Images appear in the records below; leave them out and repeat everything else exactly.
---*---
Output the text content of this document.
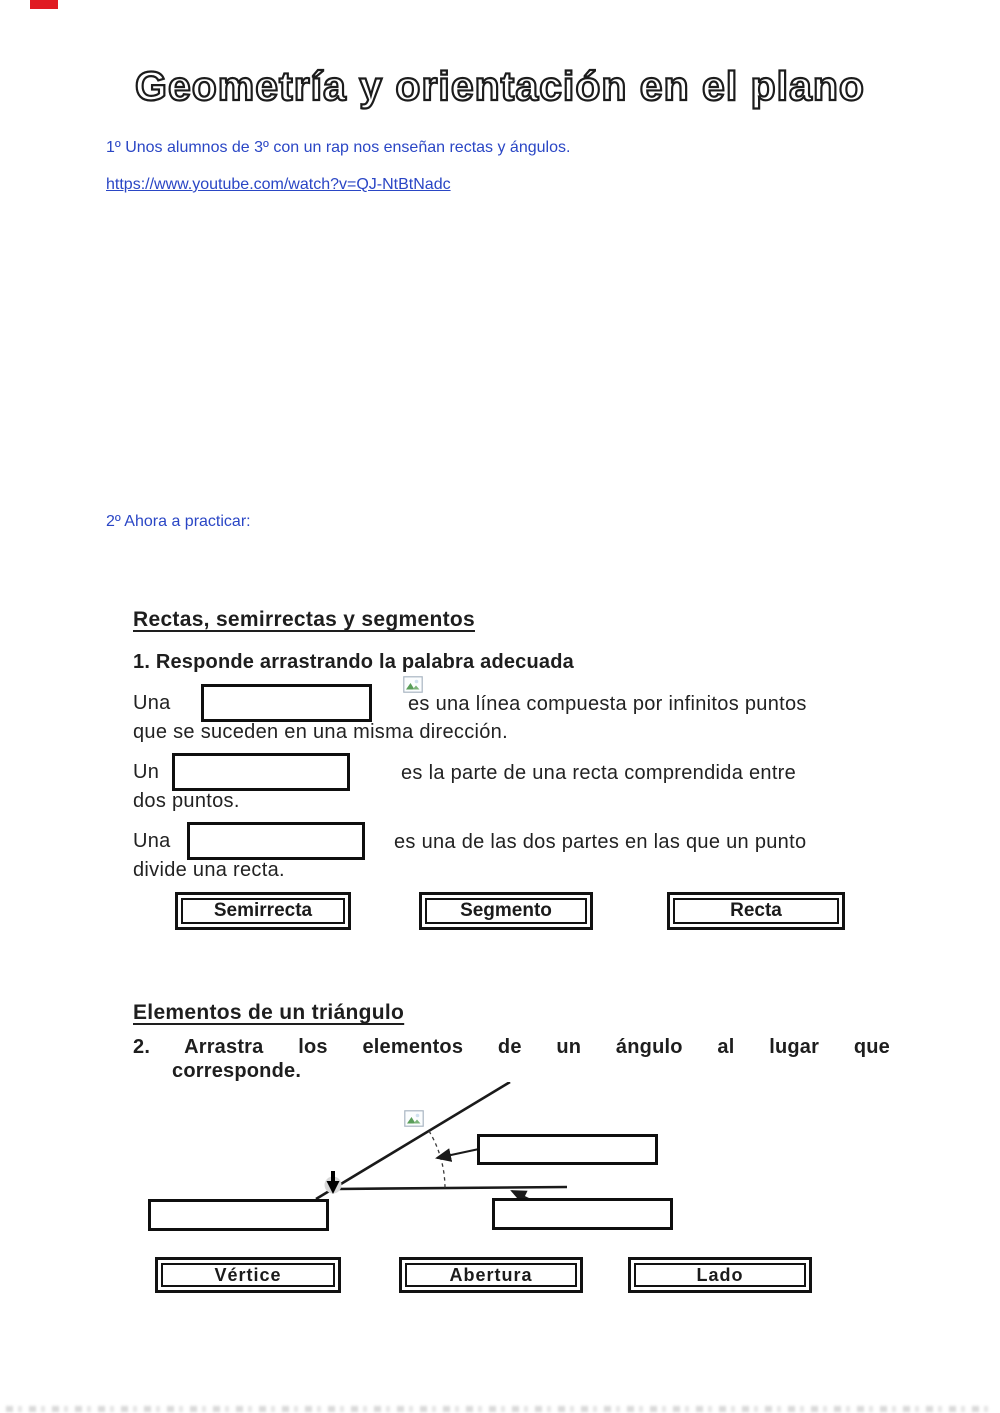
Geometría y orientación en el plano
1º Unos alumnos de 3º con un rap nos enseñan rectas y ángulos.
https://www.youtube.com/watch?v=QJ-NtBtNadc
2º Ahora a practicar:
Rectas, semirrectas y segmentos
1. Responde arrastrando la palabra adecuada
Una	es una línea compuesta por infinitos puntos
que se suceden en una misma dirección.
Un	es la parte de una recta comprendida entre
dos puntos.
Una	es una de las dos partes en las que un punto
divide una recta.
Semirrecta	Segmento	Recta
Elementos de un triángulo
2. Arrastra los elementos de un ángulo al lugar que
corresponde.
Vértice	Abertura	Lado
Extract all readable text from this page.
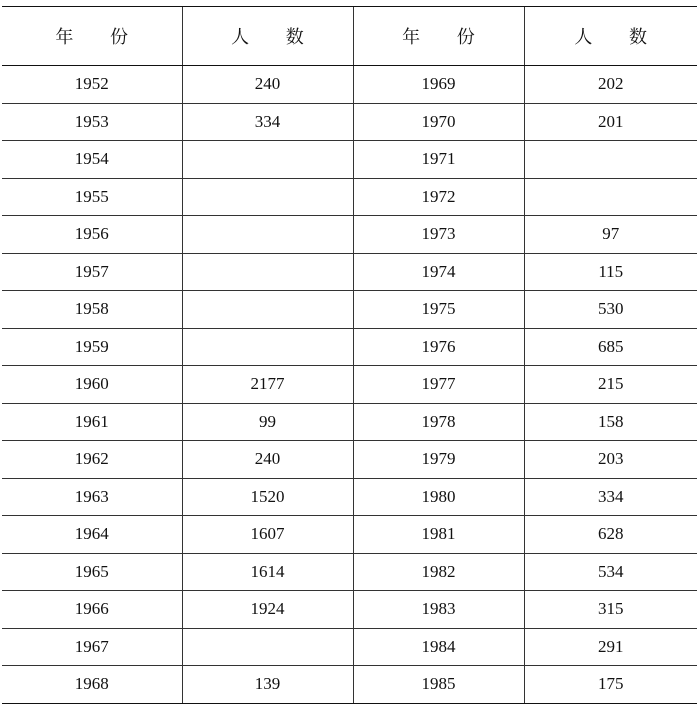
年　　份	人　　数	年　　份	人　　数
1952	240	1969	202
1953	334	1970	201
1954		1971	
1955		1972	
1956		1973	97
1957		1974	115
1958		1975	530
1959		1976	685
1960	2177	1977	215
1961	99	1978	158
1962	240	1979	203
1963	1520	1980	334
1964	1607	1981	628
1965	1614	1982	534
1966	1924	1983	315
1967		1984	291
1968	139	1985	175
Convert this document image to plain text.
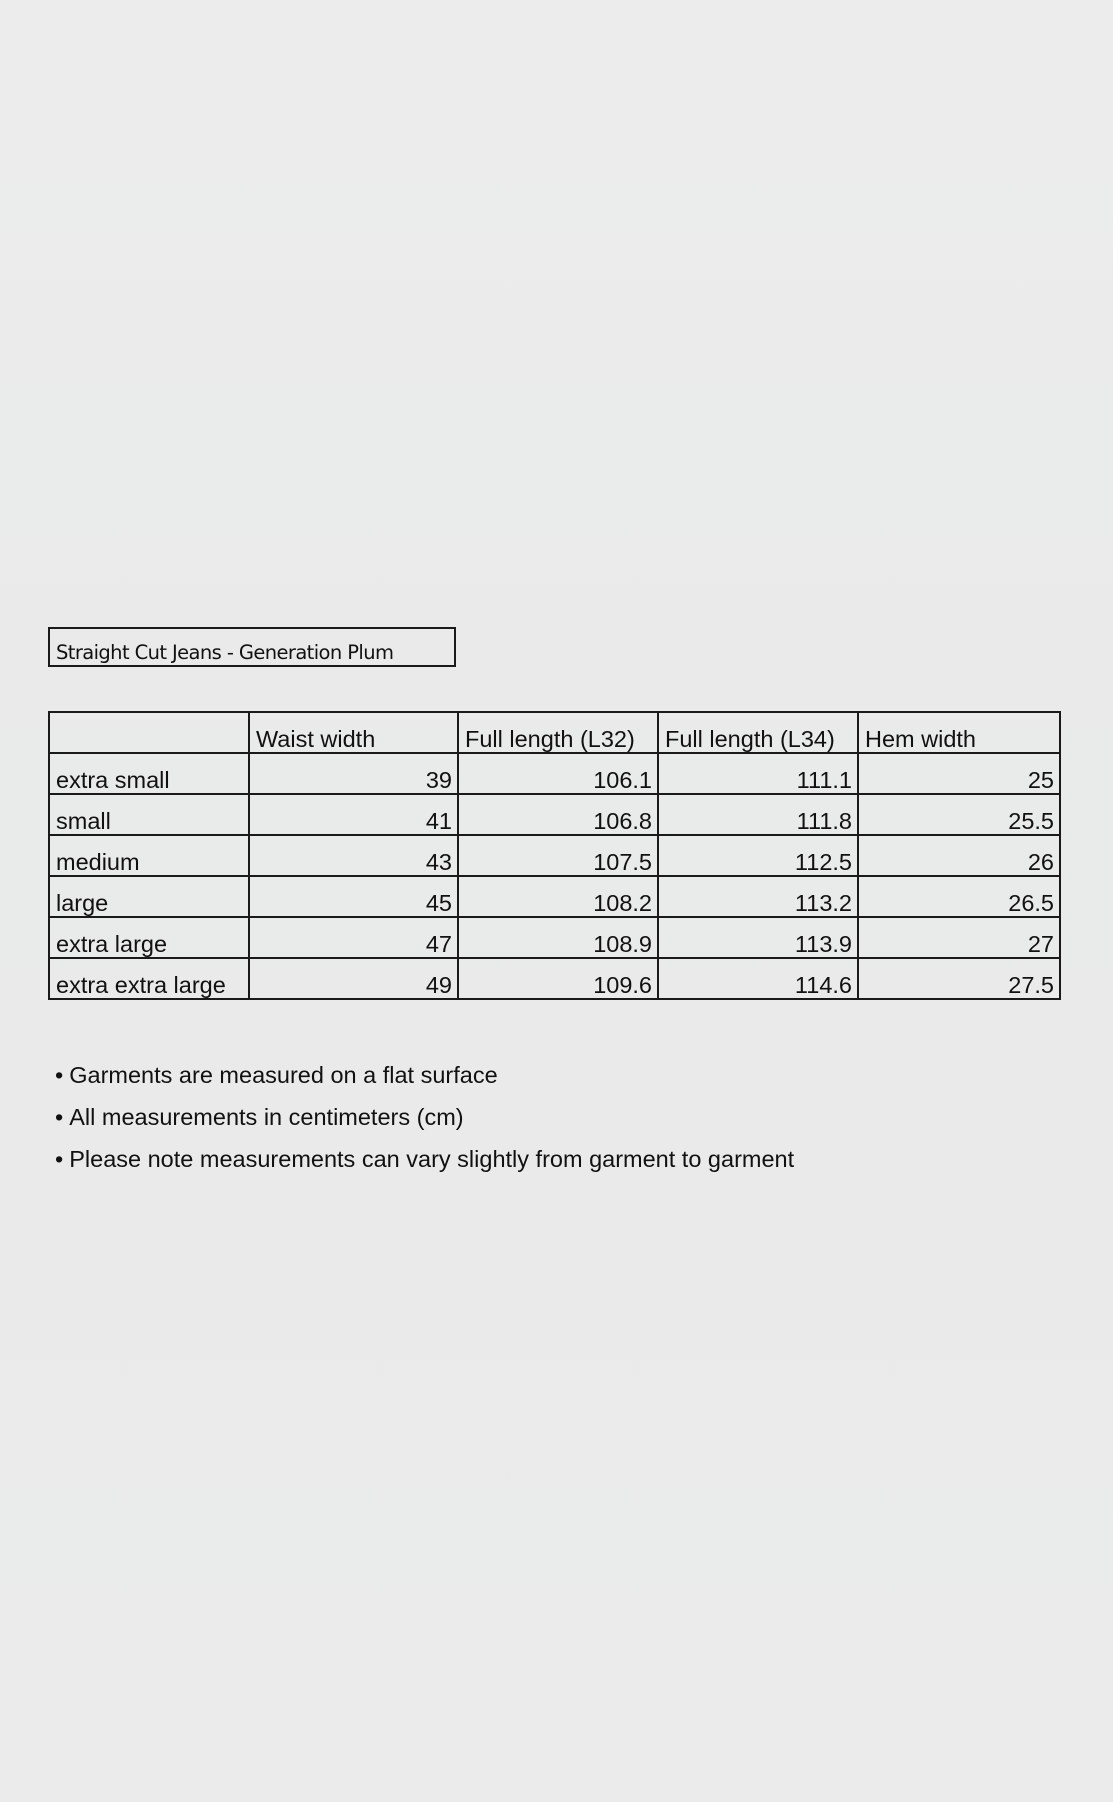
Straight Cut Jeans - Generation Plum
	Waist width	Full length (L32)	Full length (L34)	Hem width
extra small	39	106.1	111.1	25
small	41	106.8	111.8	25.5
medium	43	107.5	112.5	26
large	45	108.2	113.2	26.5
extra large	47	108.9	113.9	27
extra extra large	49	109.6	114.6	27.5
• Garments are measured on a flat surface
• All measurements in centimeters (cm)
• Please note measurements can vary slightly from garment to garment
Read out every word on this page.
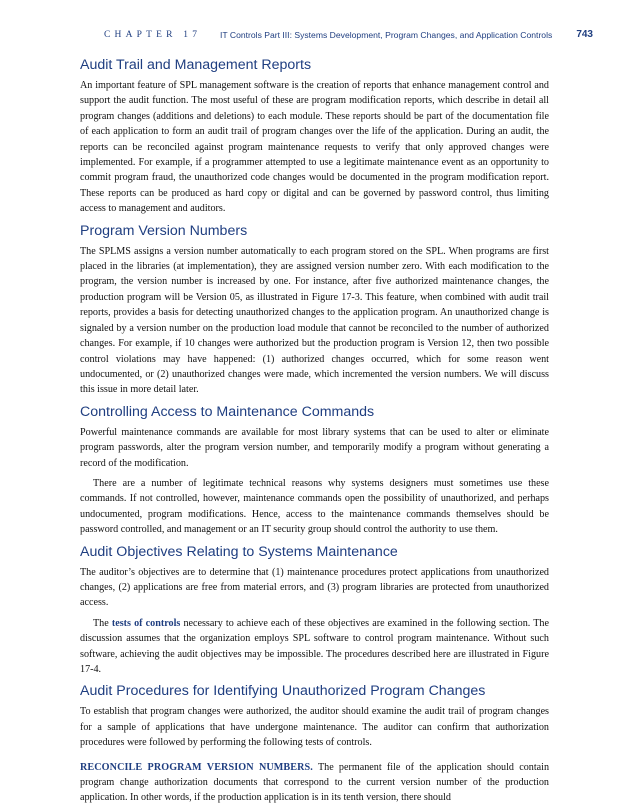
CHAPTER 17 IT Controls Part III: Systems Development, Program Changes, and Application Controls 743
Audit Trail and Management Reports

An important feature of SPL management software is the creation of reports that enhance management control and support the audit function. The most useful of these are program modification reports, which describe in detail all program changes (additions and deletions) to each module. These reports should be part of the documentation file of each application to form an audit trail of program changes over the life of the application. During an audit, the reports can be reconciled against program maintenance requests to verify that only approved changes were implemented. For example, if a programmer attempted to use a legitimate maintenance event as an opportunity to commit program fraud, the unauthorized code changes would be documented in the program modification report. These reports can be produced as hard copy or digital and can be governed by password control, thus limiting access to management and auditors.

Program Version Numbers

The SPLMS assigns a version number automatically to each program stored on the SPL. When programs are first placed in the libraries (at implementation), they are assigned version number zero. With each modification to the program, the version number is increased by one. For instance, after five authorized maintenance changes, the production program will be Version 05, as illustrated in Figure 17-3. This feature, when combined with audit trail reports, provides a basis for detecting unauthorized changes to the application program. An unauthorized change is signaled by a version number on the production load module that cannot be reconciled to the number of authorized changes. For example, if 10 changes were authorized but the production program is Version 12, then two possible control violations may have happened: (1) authorized changes occurred, which for some reason went undocumented, or (2) unauthorized changes were made, which incremented the version numbers. We will discuss this issue in more detail later.

Controlling Access to Maintenance Commands

Powerful maintenance commands are available for most library systems that can be used to alter or eliminate program passwords, alter the program version number, and temporarily modify a program without generating a record of the modification.

There are a number of legitimate technical reasons why systems designers must sometimes use these commands. If not controlled, however, maintenance commands open the possibility of unauthorized, and perhaps undocumented, program modifications. Hence, access to the maintenance commands themselves should be password controlled, and management or an IT security group should control the authority to use them.

Audit Objectives Relating to Systems Maintenance

The auditor’s objectives are to determine that (1) maintenance procedures protect applications from unauthorized changes, (2) applications are free from material errors, and (3) program libraries are protected from unauthorized access.

The tests of controls necessary to achieve each of these objectives are examined in the following section. The discussion assumes that the organization employs SPL software to control program maintenance. Without such software, achieving the audit objectives may be impossible. The procedures described here are illustrated in Figure 17-4.

Audit Procedures for Identifying Unauthorized Program Changes

To establish that program changes were authorized, the auditor should examine the audit trail of program changes for a sample of applications that have undergone maintenance. The auditor can confirm that authorization procedures were followed by performing the following tests of controls.

RECONCILE PROGRAM VERSION NUMBERS. The permanent file of the application should contain program change authorization documents that correspond to the current version number of the production application. In other words, if the production application is in its tenth version, there should
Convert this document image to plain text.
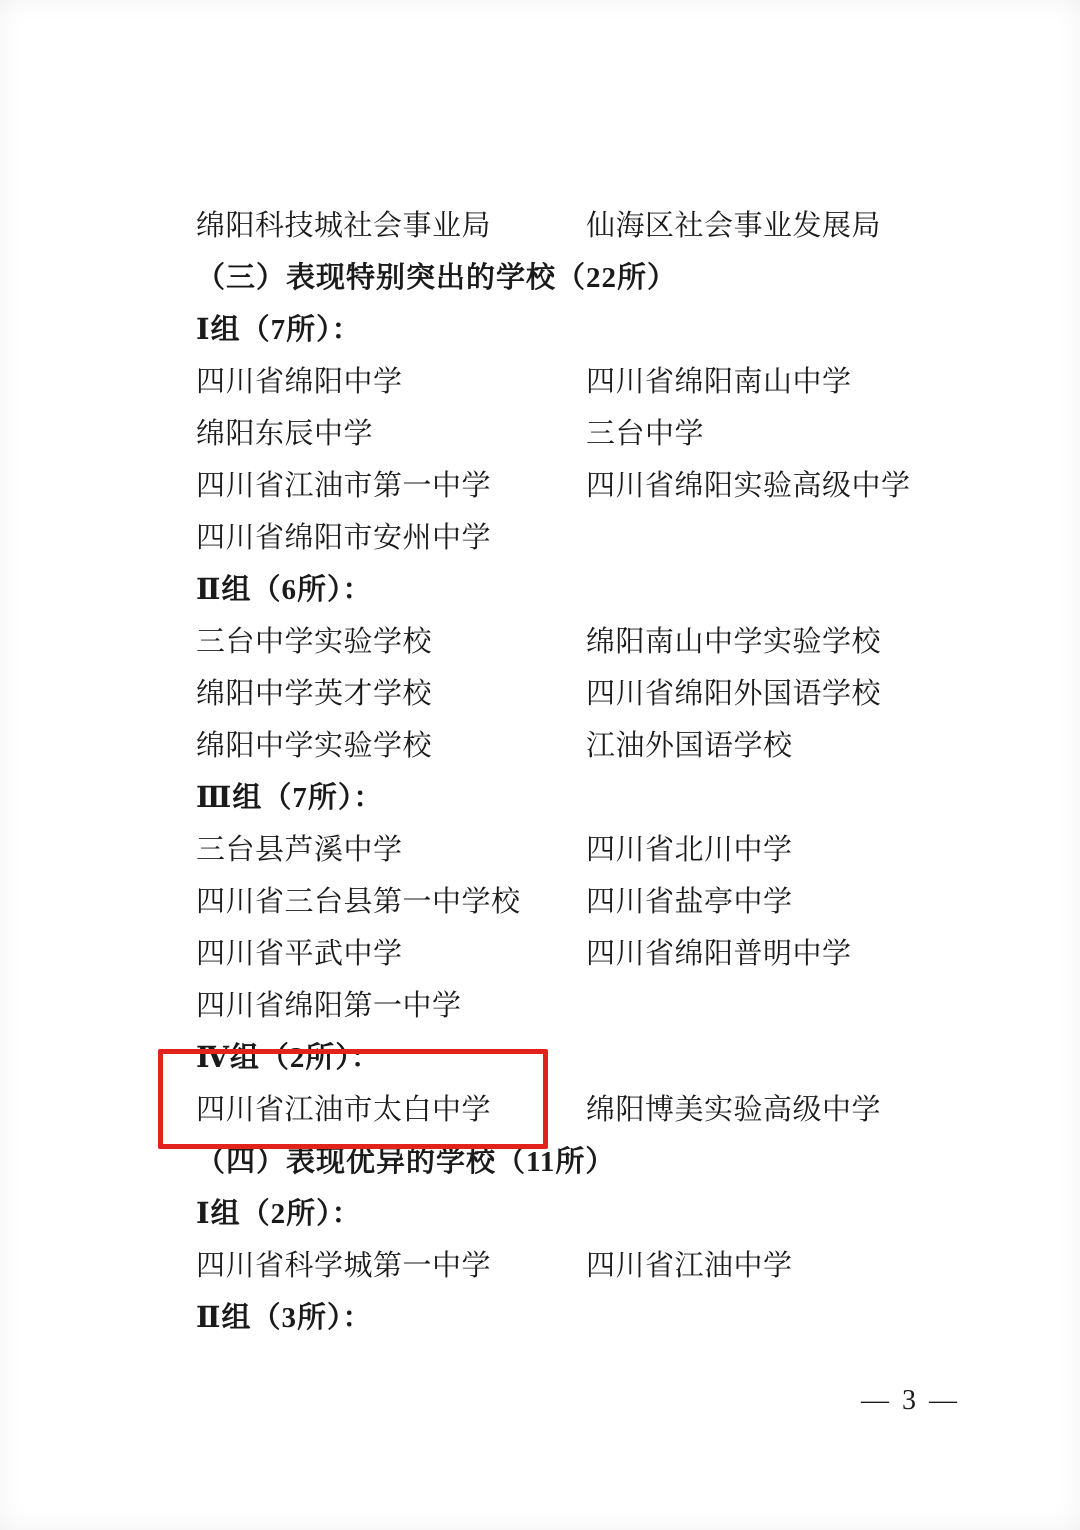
绵阳科技城社会事业局	仙海区社会事业发展局
（三）表现特别突出的学校（22所）
Ⅰ组（7所）：
四川省绵阳中学	四川省绵阳南山中学
绵阳东辰中学	三台中学
四川省江油市第一中学	四川省绵阳实验高级中学
四川省绵阳市安州中学
Ⅱ组（6所）：
三台中学实验学校	绵阳南山中学实验学校
绵阳中学英才学校	四川省绵阳外国语学校
绵阳中学实验学校	江油外国语学校
Ⅲ组（7所）：
三台县芦溪中学	四川省北川中学
四川省三台县第一中学校 四川省盐亭中学
四川省平武中学	四川省绵阳普明中学
四川省绵阳第一中学
Ⅳ组（2所）：
四川省江油市太白中学	绵阳博美实验高级中学
（四）表现优异的学校（11所）
Ⅰ组（2所）：
四川省科学城第一中学	四川省江油中学
Ⅱ组（3所）：
— 3 —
---*---
COMPLETE RESPONSE:
Output the text content of this document.
Geometría y orientación en el plano
1º Unos alumnos de 3º con un rap nos enseñan rectas y ángulos.
https://www.youtube.com/watch?v=QJ-NtBtNadc
2º Ahora a practicar:
Rectas, semirrectas y segmentos
1. Responde arrastrando la palabra adecuada
Una	es una línea compuesta por infinitos puntos
que se suceden en una misma dirección.
Un	es la parte de una recta comprendida entre
dos puntos.
Una	es una de las dos partes en las que un punto
divide una recta.
Semirrecta	Segmento	Recta
Elementos de un triángulo
2. Arrastra los elementos de un ángulo al lugar que
corresponde.
Vértice	Abertura	Lado
Extract all readable text from this page.
年　　份	人　　数	年　　份	人　　数
1952	240	1969	202
1953	334	1970	201
1954		1971	
1955		1972	
1956		1973	97
1957		1974	115
1958		1975	530
1959		1976	685
1960	2177	1977	215
1961	99	1978	158
1962	240	1979	203
1963	1520	1980	334
1964	1607	1981	628
1965	1614	1982	534
1966	1924	1983	315
1967		1984	291
1968	139	1985	175
Convert this document image to plain text.
Straight Cut Jeans - Generation Plum
	Waist width	Full length (L32)	Full length (L34)	Hem width
extra small	39	106.1	111.1	25
small	41	106.8	111.8	25.5
medium	43	107.5	112.5	26
large	45	108.2	113.2	26.5
extra large	47	108.9	113.9	27
extra extra large	49	109.6	114.6	27.5
• Garments are measured on a flat surface
• All measurements in centimeters (cm)
• Please note measurements can vary slightly from garment to garment
Read out every word on this page.
CHAPTER 17 IT Controls Part III: Systems Development, Program Changes, and Application Controls 743
Audit Trail and Management Reports

An important feature of SPL management software is the creation of reports that enhance management control and support the audit function. The most useful of these are program modification reports, which describe in detail all program changes (additions and deletions) to each module. These reports should be part of the documentation file of each application to form an audit trail of program changes over the life of the application. During an audit, the reports can be reconciled against program maintenance requests to verify that only approved changes were implemented. For example, if a programmer attempted to use a legitimate maintenance event as an opportunity to commit program fraud, the unauthorized code changes would be documented in the program modification report. These reports can be produced as hard copy or digital and can be governed by password control, thus limiting access to management and auditors.

Program Version Numbers

The SPLMS assigns a version number automatically to each program stored on the SPL. When programs are first placed in the libraries (at implementation), they are assigned version number zero. With each modification to the program, the version number is increased by one. For instance, after five authorized maintenance changes, the production program will be Version 05, as illustrated in Figure 17-3. This feature, when combined with audit trail reports, provides a basis for detecting unauthorized changes to the application program. An unauthorized change is signaled by a version number on the production load module that cannot be reconciled to the number of authorized changes. For example, if 10 changes were authorized but the production program is Version 12, then two possible control violations may have happened: (1) authorized changes occurred, which for some reason went undocumented, or (2) unauthorized changes were made, which incremented the version numbers. We will discuss this issue in more detail later.

Controlling Access to Maintenance Commands

Powerful maintenance commands are available for most library systems that can be used to alter or eliminate program passwords, alter the program version number, and temporarily modify a program without generating a record of the modification.

There are a number of legitimate technical reasons why systems designers must sometimes use these commands. If not controlled, however, maintenance commands open the possibility of unauthorized, and perhaps undocumented, program modifications. Hence, access to the maintenance commands themselves should be password controlled, and management or an IT security group should control the authority to use them.

Audit Objectives Relating to Systems Maintenance

The auditor’s objectives are to determine that (1) maintenance procedures protect applications from unauthorized changes, (2) applications are free from material errors, and (3) program libraries are protected from unauthorized access.

The tests of controls necessary to achieve each of these objectives are examined in the following section. The discussion assumes that the organization employs SPL software to control program maintenance. Without such software, achieving the audit objectives may be impossible. The procedures described here are illustrated in Figure 17-4.

Audit Procedures for Identifying Unauthorized Program Changes

To establish that program changes were authorized, the auditor should examine the audit trail of program changes for a sample of applications that have undergone maintenance. The auditor can confirm that authorization procedures were followed by performing the following tests of controls.

RECONCILE PROGRAM VERSION NUMBERS. The permanent file of the application should contain program change authorization documents that correspond to the current version number of the production application. In other words, if the production application is in its tenth version, there should
Convert this document image to plain text.
绵阳科技城社会事业局	仙海区社会事业发展局
（三）表现特别突出的学校（22所）
Ⅰ组（7所）：
四川省绵阳中学	四川省绵阳南山中学
绵阳东辰中学	三台中学
四川省江油市第一中学	四川省绵阳实验高级中学
四川省绵阳市安州中学
Ⅱ组（6所）：
三台中学实验学校	绵阳南山中学实验学校
绵阳中学英才学校	四川省绵阳外国语学校
绵阳中学实验学校	江油外国语学校
Ⅲ组（7所）：
三台县芦溪中学	四川省北川中学
四川省三台县第一中学校 四川省盐亭中学
四川省平武中学	四川省绵阳普明中学
四川省绵阳第一中学
Ⅳ组（2所）：
四川省江油市太白中学	绵阳博美实验高级中学
（四）表现优异的学校（11所）
Ⅰ组（2所）：
四川省科学城第一中学	四川省江油中学
Ⅱ组（3所）：
— 3 —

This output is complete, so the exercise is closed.